> Task details
Wherever the word "faut" shows up in a line, please copy that line.

### Data listing ###

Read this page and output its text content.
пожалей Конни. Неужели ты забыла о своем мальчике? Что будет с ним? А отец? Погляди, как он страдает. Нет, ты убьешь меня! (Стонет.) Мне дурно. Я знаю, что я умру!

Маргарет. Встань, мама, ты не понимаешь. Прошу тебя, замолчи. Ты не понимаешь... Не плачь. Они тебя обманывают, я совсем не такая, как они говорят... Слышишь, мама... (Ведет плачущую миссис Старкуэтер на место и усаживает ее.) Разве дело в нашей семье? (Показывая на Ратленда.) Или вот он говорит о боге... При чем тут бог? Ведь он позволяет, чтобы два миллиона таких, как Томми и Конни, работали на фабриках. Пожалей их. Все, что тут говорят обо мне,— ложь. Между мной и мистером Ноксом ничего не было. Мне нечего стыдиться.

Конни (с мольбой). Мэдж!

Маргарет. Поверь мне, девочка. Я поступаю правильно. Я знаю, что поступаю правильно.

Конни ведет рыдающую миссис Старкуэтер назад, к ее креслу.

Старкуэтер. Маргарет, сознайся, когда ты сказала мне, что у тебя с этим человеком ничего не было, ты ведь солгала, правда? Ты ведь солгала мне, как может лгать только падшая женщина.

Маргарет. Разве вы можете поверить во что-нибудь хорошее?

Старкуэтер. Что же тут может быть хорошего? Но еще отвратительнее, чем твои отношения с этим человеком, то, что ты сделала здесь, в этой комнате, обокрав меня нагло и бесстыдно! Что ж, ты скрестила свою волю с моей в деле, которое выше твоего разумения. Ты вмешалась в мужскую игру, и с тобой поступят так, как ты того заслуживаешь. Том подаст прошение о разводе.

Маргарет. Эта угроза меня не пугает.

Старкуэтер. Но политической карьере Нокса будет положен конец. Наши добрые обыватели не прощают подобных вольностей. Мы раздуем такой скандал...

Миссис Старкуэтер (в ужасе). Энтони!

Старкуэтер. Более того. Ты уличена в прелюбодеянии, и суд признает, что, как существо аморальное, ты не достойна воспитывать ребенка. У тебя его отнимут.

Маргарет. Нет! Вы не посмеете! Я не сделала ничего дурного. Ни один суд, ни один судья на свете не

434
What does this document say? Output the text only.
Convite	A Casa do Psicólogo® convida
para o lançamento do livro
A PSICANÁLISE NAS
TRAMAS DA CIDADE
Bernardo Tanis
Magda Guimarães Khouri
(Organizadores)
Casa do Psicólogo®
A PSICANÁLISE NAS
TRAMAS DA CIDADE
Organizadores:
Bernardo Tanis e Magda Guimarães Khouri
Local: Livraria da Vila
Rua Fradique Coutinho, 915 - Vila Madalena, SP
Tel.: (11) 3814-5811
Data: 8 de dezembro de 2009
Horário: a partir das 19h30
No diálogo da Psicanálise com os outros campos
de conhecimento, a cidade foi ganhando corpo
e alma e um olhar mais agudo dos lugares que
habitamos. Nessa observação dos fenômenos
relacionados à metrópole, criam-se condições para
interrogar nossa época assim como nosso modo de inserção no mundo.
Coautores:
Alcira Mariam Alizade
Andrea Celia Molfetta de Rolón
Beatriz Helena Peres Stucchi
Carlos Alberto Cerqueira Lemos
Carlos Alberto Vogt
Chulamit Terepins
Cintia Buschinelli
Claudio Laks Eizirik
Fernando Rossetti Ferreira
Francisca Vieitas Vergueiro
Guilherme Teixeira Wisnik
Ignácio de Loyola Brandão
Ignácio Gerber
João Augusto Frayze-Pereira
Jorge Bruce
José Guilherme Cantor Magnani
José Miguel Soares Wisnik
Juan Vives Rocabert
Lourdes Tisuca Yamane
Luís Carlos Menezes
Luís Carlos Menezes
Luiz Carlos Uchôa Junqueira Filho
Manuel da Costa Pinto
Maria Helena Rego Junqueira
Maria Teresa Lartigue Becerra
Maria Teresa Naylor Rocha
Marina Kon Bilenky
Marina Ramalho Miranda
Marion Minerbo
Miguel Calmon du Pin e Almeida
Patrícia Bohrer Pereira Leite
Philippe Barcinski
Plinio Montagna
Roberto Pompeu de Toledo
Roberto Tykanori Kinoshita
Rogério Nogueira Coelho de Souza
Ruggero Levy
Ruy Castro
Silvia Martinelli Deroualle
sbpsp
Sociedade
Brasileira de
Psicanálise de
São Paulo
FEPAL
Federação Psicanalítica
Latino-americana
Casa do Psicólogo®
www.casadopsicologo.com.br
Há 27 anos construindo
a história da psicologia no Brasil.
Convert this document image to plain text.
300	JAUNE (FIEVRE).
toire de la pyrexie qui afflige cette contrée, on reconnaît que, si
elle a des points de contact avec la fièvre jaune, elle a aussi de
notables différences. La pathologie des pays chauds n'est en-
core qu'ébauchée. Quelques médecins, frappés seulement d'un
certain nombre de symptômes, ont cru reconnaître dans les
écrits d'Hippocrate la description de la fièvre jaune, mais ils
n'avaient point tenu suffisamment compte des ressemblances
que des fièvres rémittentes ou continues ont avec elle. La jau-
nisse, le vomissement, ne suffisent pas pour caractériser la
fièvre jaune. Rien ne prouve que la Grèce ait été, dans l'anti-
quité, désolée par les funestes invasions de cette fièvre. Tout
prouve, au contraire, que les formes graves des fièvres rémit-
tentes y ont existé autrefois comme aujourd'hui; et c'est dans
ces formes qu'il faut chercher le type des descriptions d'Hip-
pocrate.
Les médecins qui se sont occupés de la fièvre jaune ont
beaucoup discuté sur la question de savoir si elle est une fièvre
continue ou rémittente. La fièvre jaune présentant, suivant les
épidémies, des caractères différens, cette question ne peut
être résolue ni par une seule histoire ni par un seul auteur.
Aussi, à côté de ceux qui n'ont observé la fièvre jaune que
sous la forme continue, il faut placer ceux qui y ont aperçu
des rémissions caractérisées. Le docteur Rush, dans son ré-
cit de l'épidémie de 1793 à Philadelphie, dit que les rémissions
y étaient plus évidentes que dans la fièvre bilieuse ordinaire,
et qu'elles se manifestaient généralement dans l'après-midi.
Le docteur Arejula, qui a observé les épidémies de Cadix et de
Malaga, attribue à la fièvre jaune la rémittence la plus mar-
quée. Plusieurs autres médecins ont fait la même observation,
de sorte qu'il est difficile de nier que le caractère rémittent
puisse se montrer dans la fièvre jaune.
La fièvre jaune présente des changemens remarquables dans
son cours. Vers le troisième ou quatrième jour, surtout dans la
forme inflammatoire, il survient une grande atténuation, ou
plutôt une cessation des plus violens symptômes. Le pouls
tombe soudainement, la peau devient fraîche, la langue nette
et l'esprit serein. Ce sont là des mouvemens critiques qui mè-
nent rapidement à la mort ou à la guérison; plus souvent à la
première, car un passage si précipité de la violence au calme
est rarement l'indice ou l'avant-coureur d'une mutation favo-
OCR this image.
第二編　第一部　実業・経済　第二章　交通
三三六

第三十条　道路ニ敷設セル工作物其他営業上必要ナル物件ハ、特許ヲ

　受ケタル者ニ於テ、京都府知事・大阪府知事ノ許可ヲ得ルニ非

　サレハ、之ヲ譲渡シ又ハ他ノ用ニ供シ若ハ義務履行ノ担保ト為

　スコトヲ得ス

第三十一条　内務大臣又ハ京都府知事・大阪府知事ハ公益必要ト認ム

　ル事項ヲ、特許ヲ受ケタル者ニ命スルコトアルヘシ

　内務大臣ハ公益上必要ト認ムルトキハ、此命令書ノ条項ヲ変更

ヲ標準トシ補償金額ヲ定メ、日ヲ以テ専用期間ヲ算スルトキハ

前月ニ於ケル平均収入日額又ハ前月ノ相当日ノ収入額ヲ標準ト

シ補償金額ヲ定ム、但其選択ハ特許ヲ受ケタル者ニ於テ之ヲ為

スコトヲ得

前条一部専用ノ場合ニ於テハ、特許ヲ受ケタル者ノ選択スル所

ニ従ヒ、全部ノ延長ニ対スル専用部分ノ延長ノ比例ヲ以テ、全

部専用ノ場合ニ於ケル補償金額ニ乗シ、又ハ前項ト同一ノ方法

###

> Full answer
ces formes qu'il faut chercher le type des descriptions d'Hip-
sous la forme continue, il faut placer ceux qui y ont aperçu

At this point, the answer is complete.